→ **WRITTEN INSTRUCTION**
From the entries that follow, pick out all lines holding "SECTION".

─── DATASET EXCERPTS ───

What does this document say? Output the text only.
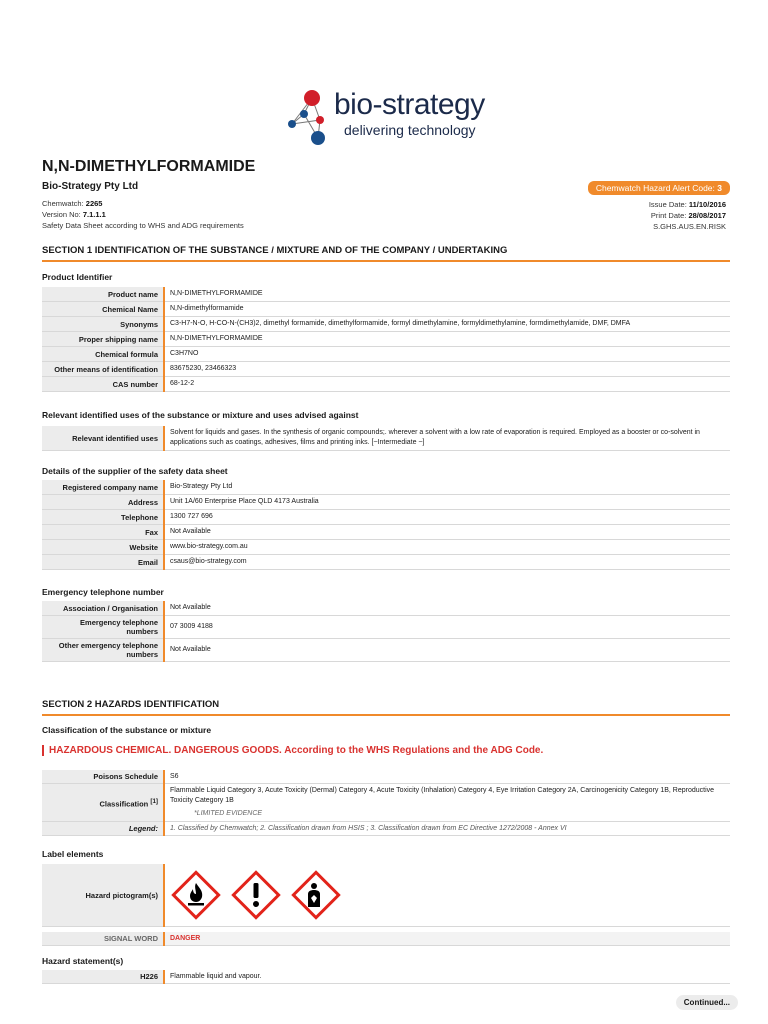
bio-strategy
delivering technology
N,N-DIMETHYLFORMAMIDE
Bio-Strategy Pty Ltd
Chemwatch: 2265
Version No: 7.1.1.1
Safety Data Sheet according to WHS and ADG requirements
Chemwatch Hazard Alert Code: 3
Issue Date: 11/10/2016
Print Date: 28/08/2017
S.GHS.AUS.EN.RISK
SECTION 1 IDENTIFICATION OF THE SUBSTANCE / MIXTURE AND OF THE COMPANY / UNDERTAKING
Product Identifier
Product name	N,N-DIMETHYLFORMAMIDE
Chemical Name	N,N-dimethylformamide
Synonyms	C3-H7-N-O, H-CO-N-(CH3)2, dimethyl formamide, dimethylformamide, formyl dimethylamine, formyldimethylamine, formdimethylamide, DMF, DMFA
Proper shipping name	N,N-DIMETHYLFORMAMIDE
Chemical formula	C3H7NO
Other means of identification	83675230, 23466323
CAS number	68-12-2
Relevant identified uses of the substance or mixture and uses advised against
Relevant identified uses	Solvent for liquids and gases. In the synthesis of organic compounds;. wherever a solvent with a low rate of evaporation is required. Employed as a booster or co-solvent in applications such as coatings, adhesives, films and printing inks. [~Intermediate ~]
Details of the supplier of the safety data sheet
Registered company name	Bio-Strategy Pty Ltd
Address	Unit 1A/60 Enterprise Place QLD 4173 Australia
Telephone	1300 727 696
Fax	Not Available
Website	www.bio-strategy.com.au
Email	csaus@bio-strategy.com
Emergency telephone number
Association / Organisation	Not Available
Emergency telephone numbers	07 3009 4188
Other emergency telephone numbers	Not Available
SECTION 2 HAZARDS IDENTIFICATION
Classification of the substance or mixture
HAZARDOUS CHEMICAL. DANGEROUS GOODS. According to the WHS Regulations and the ADG Code.
Poisons Schedule	S6
Classification [1]	Flammable Liquid Category 3, Acute Toxicity (Dermal) Category 4, Acute Toxicity (Inhalation) Category 4, Eye Irritation Category 2A, Carcinogenicity Category 1B, Reproductive Toxicity Category 1B
*LIMITED EVIDENCE

Legend:	1. Classified by Chemwatch; 2. Classification drawn from HSIS ; 3. Classification drawn from EC Directive 1272/2008 - Annex VI
Label elements
Hazard pictogram(s)	
SIGNAL WORD	DANGER
Hazard statement(s)
H226	Flammable liquid and vapour.
Continued...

───

→ **EXPECTED ANSWER**
SECTION 1 IDENTIFICATION OF THE SUBSTANCE / MIXTURE AND OF THE COMPANY / UNDERTAKING
SECTION 2 HAZARDS IDENTIFICATION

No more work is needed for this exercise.